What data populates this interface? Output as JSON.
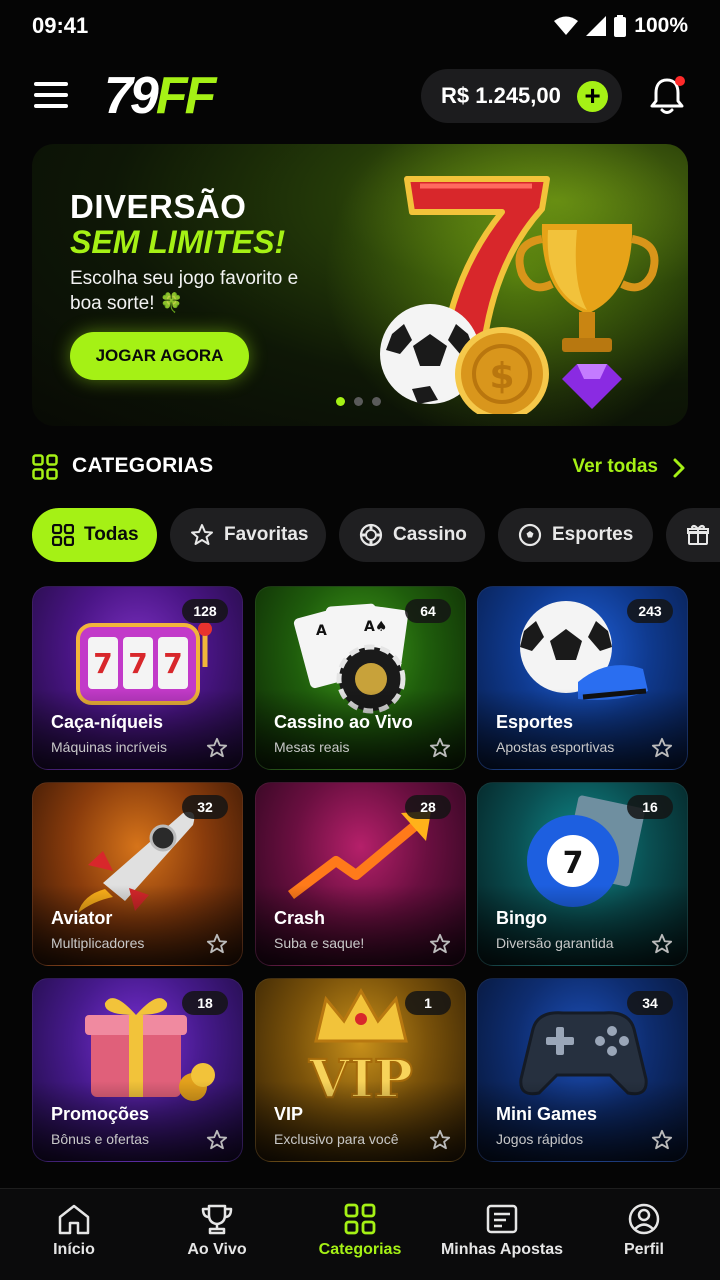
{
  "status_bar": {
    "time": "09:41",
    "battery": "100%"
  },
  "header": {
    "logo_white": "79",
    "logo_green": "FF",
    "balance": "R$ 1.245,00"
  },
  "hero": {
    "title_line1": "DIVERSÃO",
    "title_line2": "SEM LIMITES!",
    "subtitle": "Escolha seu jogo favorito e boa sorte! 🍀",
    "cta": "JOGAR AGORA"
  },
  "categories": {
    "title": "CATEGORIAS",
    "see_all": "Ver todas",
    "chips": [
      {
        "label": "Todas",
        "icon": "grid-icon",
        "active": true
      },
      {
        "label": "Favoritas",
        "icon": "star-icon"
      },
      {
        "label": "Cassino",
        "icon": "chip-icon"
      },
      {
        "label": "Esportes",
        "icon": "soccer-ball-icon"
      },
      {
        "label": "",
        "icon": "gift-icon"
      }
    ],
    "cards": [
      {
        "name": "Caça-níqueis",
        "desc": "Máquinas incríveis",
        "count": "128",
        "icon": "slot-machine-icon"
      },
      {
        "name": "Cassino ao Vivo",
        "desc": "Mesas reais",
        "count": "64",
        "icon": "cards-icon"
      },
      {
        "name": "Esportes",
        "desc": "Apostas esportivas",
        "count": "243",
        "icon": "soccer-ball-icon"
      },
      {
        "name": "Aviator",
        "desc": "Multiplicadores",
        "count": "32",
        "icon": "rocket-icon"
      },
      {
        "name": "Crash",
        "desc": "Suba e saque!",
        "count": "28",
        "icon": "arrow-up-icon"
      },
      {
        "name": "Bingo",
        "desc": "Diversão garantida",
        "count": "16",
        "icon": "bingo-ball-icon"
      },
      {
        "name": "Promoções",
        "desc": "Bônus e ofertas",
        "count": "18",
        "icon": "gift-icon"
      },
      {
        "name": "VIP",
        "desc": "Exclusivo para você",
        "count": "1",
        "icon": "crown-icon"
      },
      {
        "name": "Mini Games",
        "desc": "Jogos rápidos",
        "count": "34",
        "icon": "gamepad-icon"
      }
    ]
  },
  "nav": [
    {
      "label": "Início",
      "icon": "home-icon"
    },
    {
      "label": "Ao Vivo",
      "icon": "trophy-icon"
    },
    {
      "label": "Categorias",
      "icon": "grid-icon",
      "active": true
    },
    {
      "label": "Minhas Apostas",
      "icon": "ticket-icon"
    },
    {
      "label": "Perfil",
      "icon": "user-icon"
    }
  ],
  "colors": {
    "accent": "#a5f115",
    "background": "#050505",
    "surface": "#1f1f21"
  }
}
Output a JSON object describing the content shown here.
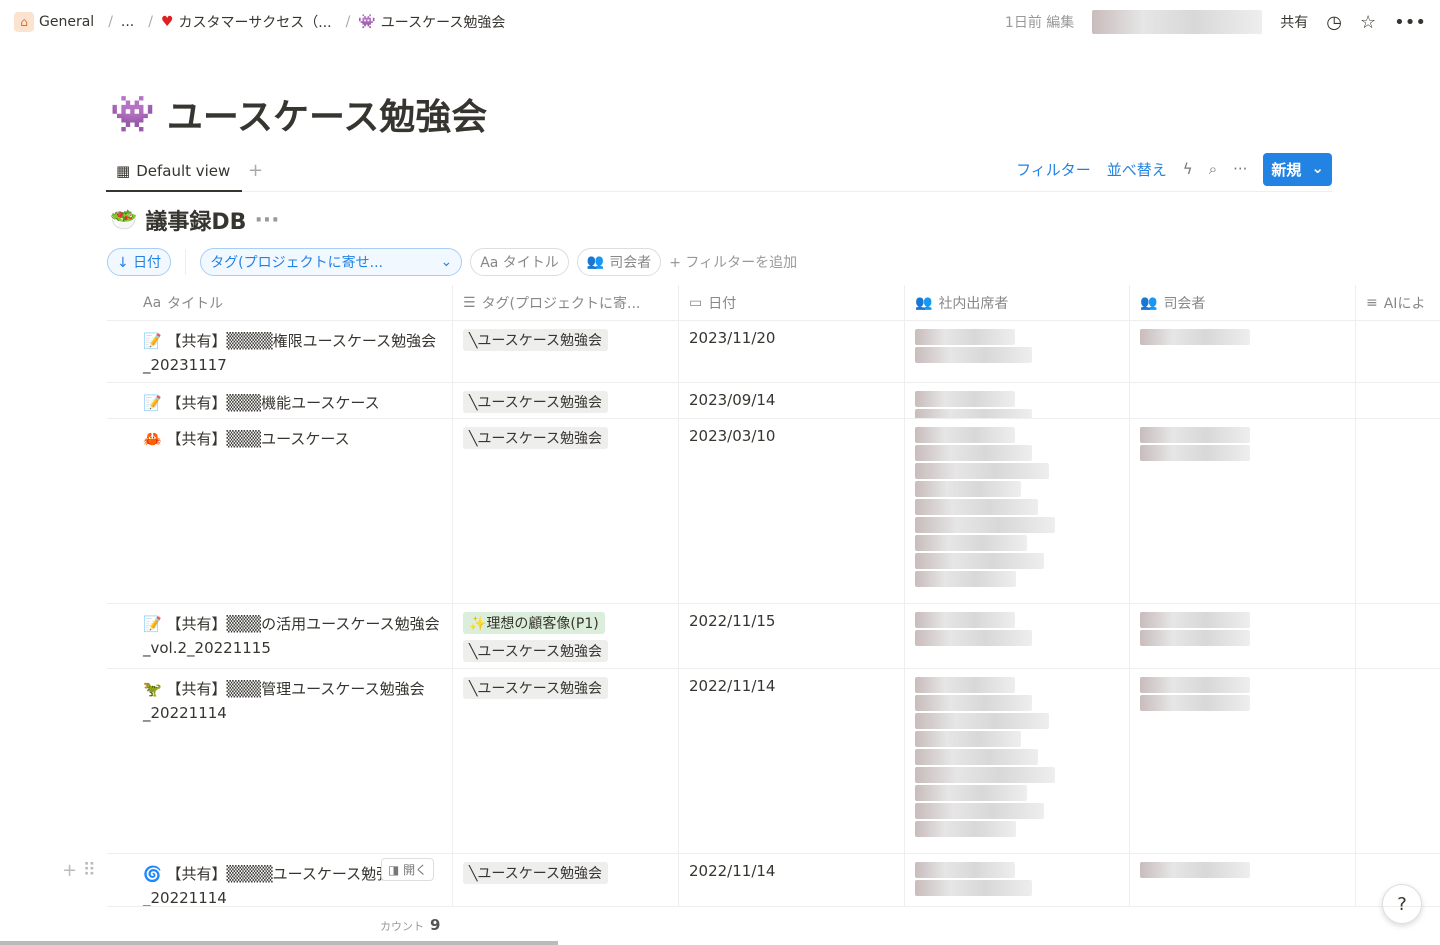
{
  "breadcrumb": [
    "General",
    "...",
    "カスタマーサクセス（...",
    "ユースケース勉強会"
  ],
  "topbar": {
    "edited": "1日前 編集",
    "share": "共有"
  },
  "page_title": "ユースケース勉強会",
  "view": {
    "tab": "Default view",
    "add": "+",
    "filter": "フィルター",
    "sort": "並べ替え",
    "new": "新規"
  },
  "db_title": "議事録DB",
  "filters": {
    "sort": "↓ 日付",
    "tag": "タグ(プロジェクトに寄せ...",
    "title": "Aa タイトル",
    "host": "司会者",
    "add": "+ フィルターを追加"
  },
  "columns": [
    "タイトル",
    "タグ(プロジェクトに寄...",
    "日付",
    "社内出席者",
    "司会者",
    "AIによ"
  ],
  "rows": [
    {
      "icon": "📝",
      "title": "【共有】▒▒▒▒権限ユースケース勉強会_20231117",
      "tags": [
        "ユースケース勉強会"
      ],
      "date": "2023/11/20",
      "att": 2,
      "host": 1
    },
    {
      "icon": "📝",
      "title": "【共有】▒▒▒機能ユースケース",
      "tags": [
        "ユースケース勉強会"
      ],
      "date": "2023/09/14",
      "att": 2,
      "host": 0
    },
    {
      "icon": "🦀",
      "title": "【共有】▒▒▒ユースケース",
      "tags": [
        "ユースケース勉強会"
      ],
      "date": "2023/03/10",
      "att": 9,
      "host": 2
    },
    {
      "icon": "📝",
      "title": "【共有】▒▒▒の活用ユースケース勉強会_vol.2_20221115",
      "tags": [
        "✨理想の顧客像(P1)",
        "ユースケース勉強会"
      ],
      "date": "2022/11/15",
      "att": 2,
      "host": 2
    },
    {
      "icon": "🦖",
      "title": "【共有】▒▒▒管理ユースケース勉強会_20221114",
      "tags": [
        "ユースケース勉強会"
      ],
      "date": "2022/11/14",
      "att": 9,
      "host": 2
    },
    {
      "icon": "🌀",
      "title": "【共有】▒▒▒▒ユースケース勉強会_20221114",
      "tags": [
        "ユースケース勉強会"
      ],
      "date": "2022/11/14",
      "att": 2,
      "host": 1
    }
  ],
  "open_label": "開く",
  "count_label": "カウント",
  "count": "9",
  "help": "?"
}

=-=-=

Give the count of lines in the listing that hold the word "Output", with no other text.

## THE SOLUTION
2